↓↓↓

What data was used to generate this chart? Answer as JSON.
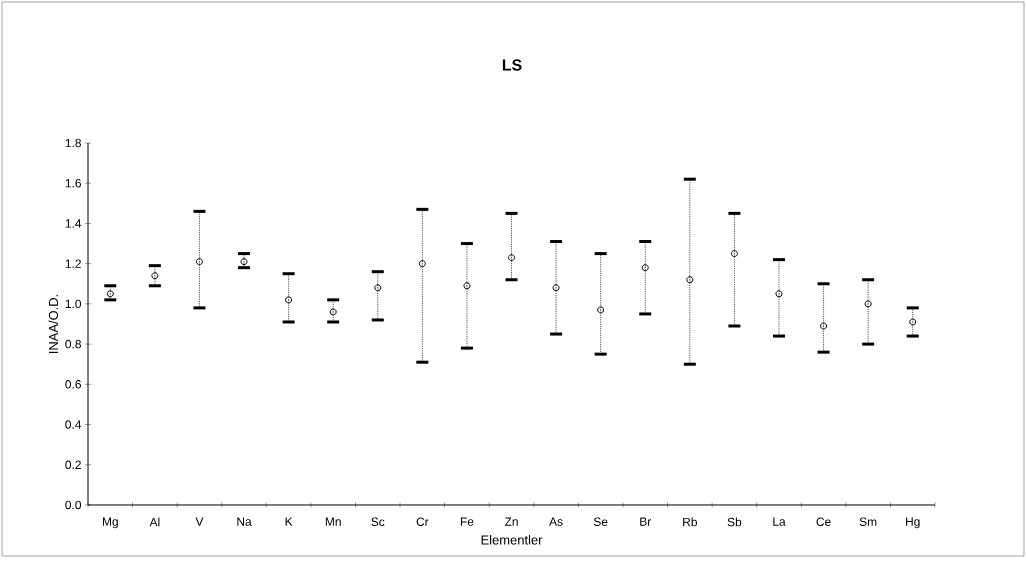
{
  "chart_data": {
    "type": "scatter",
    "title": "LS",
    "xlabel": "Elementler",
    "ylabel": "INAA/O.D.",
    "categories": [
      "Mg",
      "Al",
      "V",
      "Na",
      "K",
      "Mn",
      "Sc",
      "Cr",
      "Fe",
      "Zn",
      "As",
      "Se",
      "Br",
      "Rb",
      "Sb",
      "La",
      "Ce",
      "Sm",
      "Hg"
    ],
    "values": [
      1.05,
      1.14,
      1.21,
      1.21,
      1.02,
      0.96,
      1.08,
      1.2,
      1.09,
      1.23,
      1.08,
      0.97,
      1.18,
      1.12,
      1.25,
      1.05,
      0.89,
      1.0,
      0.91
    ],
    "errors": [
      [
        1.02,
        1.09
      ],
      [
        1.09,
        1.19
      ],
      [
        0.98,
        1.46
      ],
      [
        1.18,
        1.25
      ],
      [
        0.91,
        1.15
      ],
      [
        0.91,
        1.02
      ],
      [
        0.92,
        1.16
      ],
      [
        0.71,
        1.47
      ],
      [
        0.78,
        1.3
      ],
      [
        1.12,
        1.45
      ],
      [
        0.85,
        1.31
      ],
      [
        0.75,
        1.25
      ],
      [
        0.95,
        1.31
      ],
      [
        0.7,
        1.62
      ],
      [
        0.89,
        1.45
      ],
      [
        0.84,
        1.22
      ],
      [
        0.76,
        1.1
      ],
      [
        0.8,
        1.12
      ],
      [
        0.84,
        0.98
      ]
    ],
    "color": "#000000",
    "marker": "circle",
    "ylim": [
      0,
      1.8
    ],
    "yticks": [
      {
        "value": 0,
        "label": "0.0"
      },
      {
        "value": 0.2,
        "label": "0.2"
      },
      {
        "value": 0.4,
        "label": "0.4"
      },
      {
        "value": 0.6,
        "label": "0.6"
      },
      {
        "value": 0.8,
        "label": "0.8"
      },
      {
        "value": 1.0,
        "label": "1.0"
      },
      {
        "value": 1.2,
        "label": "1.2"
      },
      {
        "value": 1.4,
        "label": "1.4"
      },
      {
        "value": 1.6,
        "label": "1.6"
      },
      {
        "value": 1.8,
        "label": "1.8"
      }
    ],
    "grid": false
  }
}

↑↑↑

EXERCISE DIRECTIONS
Your job is to transcribe the entries above exactly; skip the pictures.

ANSWER IN FULL
What data was used to generate this chart? Answer as JSON.
{
  "chart_data": {
    "type": "scatter",
    "title": "LS",
    "xlabel": "Elementler",
    "ylabel": "INAA/O.D.",
    "categories": [
      "Mg",
      "Al",
      "V",
      "Na",
      "K",
      "Mn",
      "Sc",
      "Cr",
      "Fe",
      "Zn",
      "As",
      "Se",
      "Br",
      "Rb",
      "Sb",
      "La",
      "Ce",
      "Sm",
      "Hg"
    ],
    "values": [
      1.05,
      1.14,
      1.21,
      1.21,
      1.02,
      0.96,
      1.08,
      1.2,
      1.09,
      1.23,
      1.08,
      0.97,
      1.18,
      1.12,
      1.25,
      1.05,
      0.89,
      1.0,
      0.91
    ],
    "errors": [
      [
        1.02,
        1.09
      ],
      [
        1.09,
        1.19
      ],
      [
        0.98,
        1.46
      ],
      [
        1.18,
        1.25
      ],
      [
        0.91,
        1.15
      ],
      [
        0.91,
        1.02
      ],
      [
        0.92,
        1.16
      ],
      [
        0.71,
        1.47
      ],
      [
        0.78,
        1.3
      ],
      [
        1.12,
        1.45
      ],
      [
        0.85,
        1.31
      ],
      [
        0.75,
        1.25
      ],
      [
        0.95,
        1.31
      ],
      [
        0.7,
        1.62
      ],
      [
        0.89,
        1.45
      ],
      [
        0.84,
        1.22
      ],
      [
        0.76,
        1.1
      ],
      [
        0.8,
        1.12
      ],
      [
        0.84,
        0.98
      ]
    ],
    "color": "#000000",
    "marker": "circle",
    "ylim": [
      0,
      1.8
    ],
    "yticks": [
      {
        "value": 0,
        "label": "0.0"
      },
      {
        "value": 0.2,
        "label": "0.2"
      },
      {
        "value": 0.4,
        "label": "0.4"
      },
      {
        "value": 0.6,
        "label": "0.6"
      },
      {
        "value": 0.8,
        "label": "0.8"
      },
      {
        "value": 1.0,
        "label": "1.0"
      },
      {
        "value": 1.2,
        "label": "1.2"
      },
      {
        "value": 1.4,
        "label": "1.4"
      },
      {
        "value": 1.6,
        "label": "1.6"
      },
      {
        "value": 1.8,
        "label": "1.8"
      }
    ],
    "grid": false
  }
}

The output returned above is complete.